- TRECHO DE ORIGEM -
_ _ _ _

Os outros grandes seminários do norte, como Western (Pensilvânia), McCormick (Illinois) e Lane (Ohio) tinham essencialmente a mesma orientação. O mesmo se pode dizer dos principais seminários presbiterianos do sul, Union (Virgínia) e Columbia (Carolina do Sul), que igualmente abraçaram a ortodoxia calvinista. Seus principais professores foram, respectivamente, os conhecidos teólogos conservadores Robert Lewis Dabney (1820-1898) e James Henley Thornwell (1812-1862).[ix] Paralelamente, a pregação continuou a ter grande prestígio no protestantismo americano. Entre os presbiterianos, destacaram-se, na primeira metade do século 19, homens como Archibald Alexander, Asahel Nettleton, James H. Thornwell, Robert L. Dabney e Albert Barnes; após a Guerra Civil, Charles Hodge, John Hall, Francis L. Patton e Benjamin B. Warfield, entre outros. Na verdade, o período posterior à Guerra Civil é considerado a era dos grandes príncipes do púlpito norte-americano, tais como Henry Ward Beecher, Philips Brooks, T. DeWitt Talmage e Russell Conwell.

2. Os primeiros pregadores presbiterianos no Brasil

A maior parte dos primeiros missionários presbiterianos da Igreja Presbiteriana do Norte dos Estados Unidos (PCUSA) que trabalharam no Brasil receberam a sua formação teológica no Seminário de Princeton. Dos 29 obreiros que entraram em atividade entre 1859 e 1900, pelo menos 13 formaram-se em Princeton, 5 no Western Theological Seminary, 3 no Seminário Teológico de Chicago (McCormick) e 3 no Seminário Teológico Lane. No mesmo período (1869-1900), dentre os 28 missionários da Igreja do Sul (PCUS) que aqui trabalharam sob os auspícios do Comitê de Missões de Nashville, pelo menos 19 graduaram-se no Seminário Teológico Union, 4 no Seminário de Colúmbia e 6 em outros locais. Portanto, esses homens receberam uma sólida formação teológica e homilética na melhor tradição reformada, calvinista.

_ _ _ _

- REGISTROS EXTRAÍDOS -
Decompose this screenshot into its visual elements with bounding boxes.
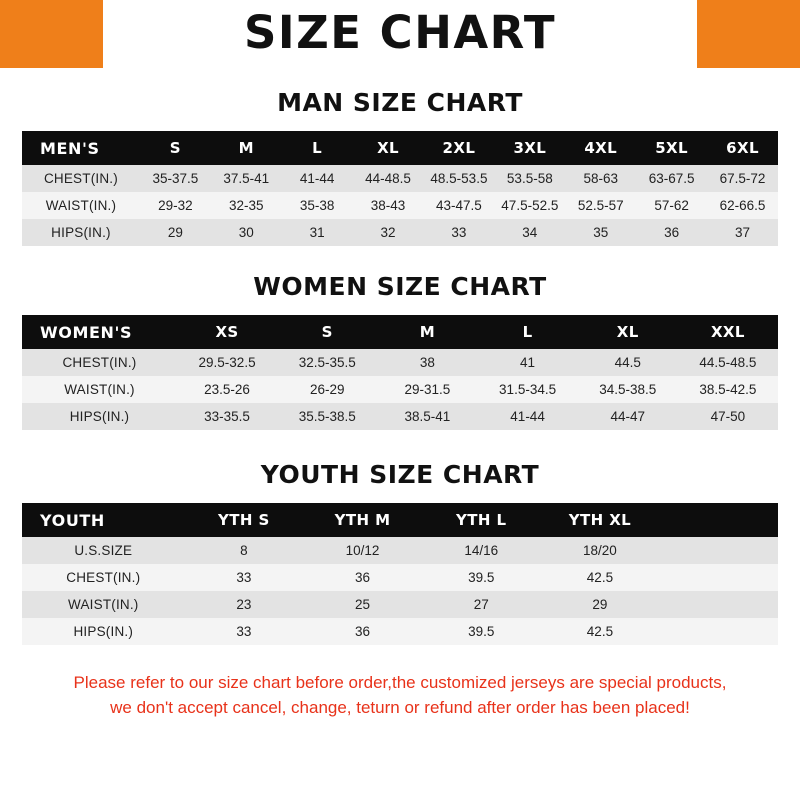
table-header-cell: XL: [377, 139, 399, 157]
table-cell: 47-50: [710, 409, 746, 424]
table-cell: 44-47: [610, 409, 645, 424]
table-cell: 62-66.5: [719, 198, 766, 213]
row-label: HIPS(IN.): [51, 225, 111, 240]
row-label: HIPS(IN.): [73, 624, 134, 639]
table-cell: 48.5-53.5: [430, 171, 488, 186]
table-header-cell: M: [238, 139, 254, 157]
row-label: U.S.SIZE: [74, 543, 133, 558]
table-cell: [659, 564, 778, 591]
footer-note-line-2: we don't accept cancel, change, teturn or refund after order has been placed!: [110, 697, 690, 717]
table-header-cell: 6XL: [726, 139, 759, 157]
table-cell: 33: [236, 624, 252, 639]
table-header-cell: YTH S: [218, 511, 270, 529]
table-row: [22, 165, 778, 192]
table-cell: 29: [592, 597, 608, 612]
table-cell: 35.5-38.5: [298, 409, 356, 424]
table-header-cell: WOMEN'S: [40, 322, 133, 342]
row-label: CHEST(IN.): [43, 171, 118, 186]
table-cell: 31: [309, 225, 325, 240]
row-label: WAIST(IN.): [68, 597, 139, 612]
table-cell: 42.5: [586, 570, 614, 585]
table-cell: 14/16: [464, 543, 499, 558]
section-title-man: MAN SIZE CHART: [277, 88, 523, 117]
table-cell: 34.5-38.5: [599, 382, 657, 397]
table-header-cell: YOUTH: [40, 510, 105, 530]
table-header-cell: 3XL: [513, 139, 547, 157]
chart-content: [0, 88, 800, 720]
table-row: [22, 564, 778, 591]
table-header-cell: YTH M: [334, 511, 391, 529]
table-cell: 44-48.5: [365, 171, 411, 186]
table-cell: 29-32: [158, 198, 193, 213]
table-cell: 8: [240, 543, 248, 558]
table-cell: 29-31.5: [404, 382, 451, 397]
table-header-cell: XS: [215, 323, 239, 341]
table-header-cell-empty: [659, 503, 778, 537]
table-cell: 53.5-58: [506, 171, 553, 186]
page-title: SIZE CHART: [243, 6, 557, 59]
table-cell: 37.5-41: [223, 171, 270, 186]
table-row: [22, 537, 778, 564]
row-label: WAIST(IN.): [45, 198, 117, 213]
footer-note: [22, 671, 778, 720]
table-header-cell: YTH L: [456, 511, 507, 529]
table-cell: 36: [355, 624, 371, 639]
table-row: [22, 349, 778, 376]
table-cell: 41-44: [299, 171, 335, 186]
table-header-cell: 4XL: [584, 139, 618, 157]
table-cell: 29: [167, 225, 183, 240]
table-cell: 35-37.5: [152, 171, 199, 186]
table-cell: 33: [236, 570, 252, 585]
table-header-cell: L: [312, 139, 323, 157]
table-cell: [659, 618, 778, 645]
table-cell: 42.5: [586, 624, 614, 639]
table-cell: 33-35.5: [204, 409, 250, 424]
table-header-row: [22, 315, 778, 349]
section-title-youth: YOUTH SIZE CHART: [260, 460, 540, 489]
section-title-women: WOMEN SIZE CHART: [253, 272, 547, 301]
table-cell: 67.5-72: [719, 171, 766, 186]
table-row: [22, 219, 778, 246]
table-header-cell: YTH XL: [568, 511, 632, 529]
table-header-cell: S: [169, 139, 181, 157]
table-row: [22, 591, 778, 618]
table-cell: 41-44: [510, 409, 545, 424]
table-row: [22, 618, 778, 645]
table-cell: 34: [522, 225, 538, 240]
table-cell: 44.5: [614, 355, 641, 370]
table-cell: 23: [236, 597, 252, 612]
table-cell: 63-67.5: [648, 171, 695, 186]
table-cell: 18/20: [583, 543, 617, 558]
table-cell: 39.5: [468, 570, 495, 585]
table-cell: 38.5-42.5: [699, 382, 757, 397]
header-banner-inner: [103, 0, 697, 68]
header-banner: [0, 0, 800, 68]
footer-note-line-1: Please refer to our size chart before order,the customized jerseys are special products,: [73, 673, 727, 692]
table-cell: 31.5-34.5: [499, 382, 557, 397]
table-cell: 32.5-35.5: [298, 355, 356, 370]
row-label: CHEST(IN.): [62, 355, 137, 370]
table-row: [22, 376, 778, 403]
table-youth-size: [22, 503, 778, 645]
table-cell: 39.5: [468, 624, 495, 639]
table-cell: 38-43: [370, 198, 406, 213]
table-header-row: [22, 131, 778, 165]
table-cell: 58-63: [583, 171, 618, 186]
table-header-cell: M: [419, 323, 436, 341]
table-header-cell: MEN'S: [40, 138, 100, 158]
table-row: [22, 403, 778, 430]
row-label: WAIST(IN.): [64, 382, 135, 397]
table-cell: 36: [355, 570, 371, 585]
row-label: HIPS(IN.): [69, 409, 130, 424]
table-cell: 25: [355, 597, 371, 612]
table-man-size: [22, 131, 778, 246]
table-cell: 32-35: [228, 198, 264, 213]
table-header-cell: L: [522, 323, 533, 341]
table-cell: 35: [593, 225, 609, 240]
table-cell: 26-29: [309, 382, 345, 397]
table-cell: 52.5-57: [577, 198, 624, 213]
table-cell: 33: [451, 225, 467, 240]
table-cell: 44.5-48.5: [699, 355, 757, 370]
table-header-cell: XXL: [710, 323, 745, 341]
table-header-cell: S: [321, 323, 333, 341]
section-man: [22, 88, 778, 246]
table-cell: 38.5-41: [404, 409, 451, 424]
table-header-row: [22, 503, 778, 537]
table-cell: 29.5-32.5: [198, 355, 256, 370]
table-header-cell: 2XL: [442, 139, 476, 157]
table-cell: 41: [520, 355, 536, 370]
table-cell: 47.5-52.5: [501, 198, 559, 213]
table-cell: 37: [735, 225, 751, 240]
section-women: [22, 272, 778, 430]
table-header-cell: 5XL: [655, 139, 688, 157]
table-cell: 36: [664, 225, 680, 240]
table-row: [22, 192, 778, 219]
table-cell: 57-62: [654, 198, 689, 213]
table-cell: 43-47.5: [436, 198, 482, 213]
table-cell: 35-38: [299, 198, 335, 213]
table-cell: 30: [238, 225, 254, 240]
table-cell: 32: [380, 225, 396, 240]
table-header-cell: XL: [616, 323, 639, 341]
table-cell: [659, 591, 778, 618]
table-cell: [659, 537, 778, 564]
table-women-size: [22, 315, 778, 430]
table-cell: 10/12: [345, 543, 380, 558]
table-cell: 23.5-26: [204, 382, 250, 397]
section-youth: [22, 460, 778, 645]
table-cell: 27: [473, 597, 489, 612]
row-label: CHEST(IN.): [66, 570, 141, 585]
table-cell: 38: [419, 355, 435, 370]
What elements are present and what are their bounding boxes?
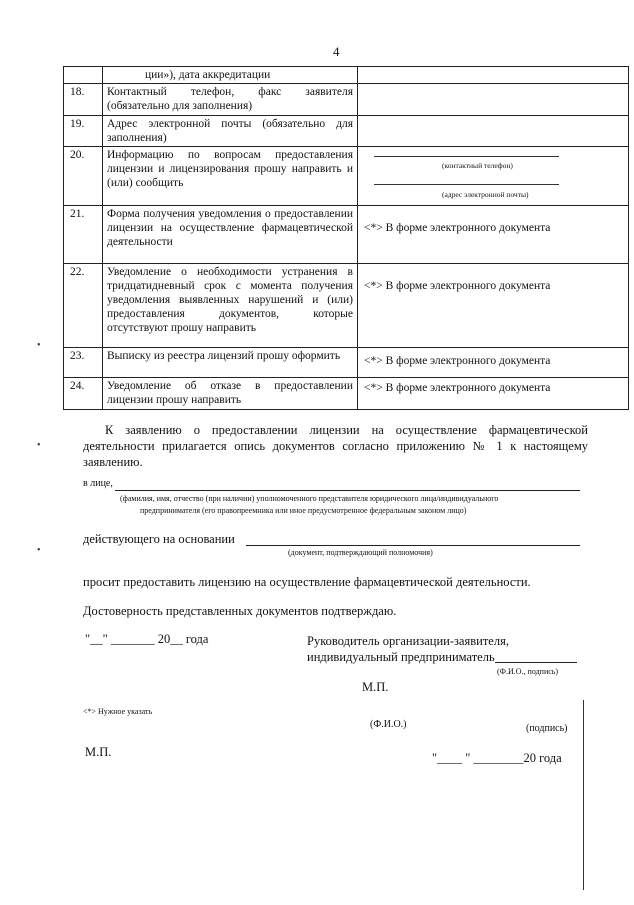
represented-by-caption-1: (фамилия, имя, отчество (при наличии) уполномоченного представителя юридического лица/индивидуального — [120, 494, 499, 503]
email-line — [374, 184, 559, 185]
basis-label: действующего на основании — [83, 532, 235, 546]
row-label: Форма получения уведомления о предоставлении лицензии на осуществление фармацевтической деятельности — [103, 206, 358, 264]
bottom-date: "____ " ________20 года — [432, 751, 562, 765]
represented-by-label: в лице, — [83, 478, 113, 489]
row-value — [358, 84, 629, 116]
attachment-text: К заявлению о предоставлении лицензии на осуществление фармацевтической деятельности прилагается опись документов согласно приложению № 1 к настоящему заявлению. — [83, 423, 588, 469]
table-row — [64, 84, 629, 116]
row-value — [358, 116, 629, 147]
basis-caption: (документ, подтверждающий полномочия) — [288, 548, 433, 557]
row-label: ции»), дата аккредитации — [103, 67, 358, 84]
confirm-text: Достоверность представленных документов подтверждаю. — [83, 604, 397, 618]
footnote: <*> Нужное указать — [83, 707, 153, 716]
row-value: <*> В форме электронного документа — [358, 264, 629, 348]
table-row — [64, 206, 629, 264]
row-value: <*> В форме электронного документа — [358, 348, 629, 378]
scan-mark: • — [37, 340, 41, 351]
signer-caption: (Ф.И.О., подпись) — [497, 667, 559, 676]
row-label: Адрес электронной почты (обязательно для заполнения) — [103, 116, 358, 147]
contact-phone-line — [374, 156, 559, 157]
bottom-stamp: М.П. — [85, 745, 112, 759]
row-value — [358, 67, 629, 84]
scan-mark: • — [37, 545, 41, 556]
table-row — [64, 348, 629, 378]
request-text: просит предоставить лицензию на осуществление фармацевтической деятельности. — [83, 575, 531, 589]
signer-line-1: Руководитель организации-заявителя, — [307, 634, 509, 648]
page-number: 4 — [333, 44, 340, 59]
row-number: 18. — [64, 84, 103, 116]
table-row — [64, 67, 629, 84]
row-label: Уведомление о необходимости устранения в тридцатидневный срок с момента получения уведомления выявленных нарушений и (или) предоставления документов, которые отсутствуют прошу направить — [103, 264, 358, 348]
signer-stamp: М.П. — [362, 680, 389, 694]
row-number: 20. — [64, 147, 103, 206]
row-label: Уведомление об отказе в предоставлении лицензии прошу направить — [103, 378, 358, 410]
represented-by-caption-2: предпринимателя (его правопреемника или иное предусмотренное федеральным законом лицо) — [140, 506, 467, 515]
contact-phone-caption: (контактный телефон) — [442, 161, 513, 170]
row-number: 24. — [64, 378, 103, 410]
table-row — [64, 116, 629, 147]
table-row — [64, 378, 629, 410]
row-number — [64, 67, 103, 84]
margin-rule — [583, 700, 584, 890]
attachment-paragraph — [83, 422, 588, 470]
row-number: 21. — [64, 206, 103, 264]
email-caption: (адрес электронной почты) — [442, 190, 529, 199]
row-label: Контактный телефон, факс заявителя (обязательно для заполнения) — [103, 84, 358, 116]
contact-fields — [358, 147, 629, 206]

_ _ _ _

- EXERCÍCIO -
Transcreva, sem alterações, o trecho do texto sobre os seminários presbiterianos que vai de "A maior parte" até "tradição reformada, calvinista.".

- RESULTADO FINAL -
A maior parte dos primeiros missionários presbiterianos da Igreja Presbiteriana do Norte dos Estados Unidos (PCUSA) que trabalharam no Brasil receberam a sua formação teológica no Seminário de Princeton. Dos 29 obreiros que entraram em atividade entre 1859 e 1900, pelo menos 13 formaram-se em Princeton, 5 no Western Theological Seminary, 3 no Seminário Teológico de Chicago (McCormick) e 3 no Seminário Teológico Lane. No mesmo período (1869-1900), dentre os 28 missionários da Igreja do Sul (PCUS) que aqui trabalharam sob os auspícios do Comitê de Missões de Nashville, pelo menos 19 graduaram-se no Seminário Teológico Union, 4 no Seminário de Colúmbia e 6 em outros locais. Portanto, esses homens receberam uma sólida formação teológica e homilética na melhor tradição reformada, calvinista.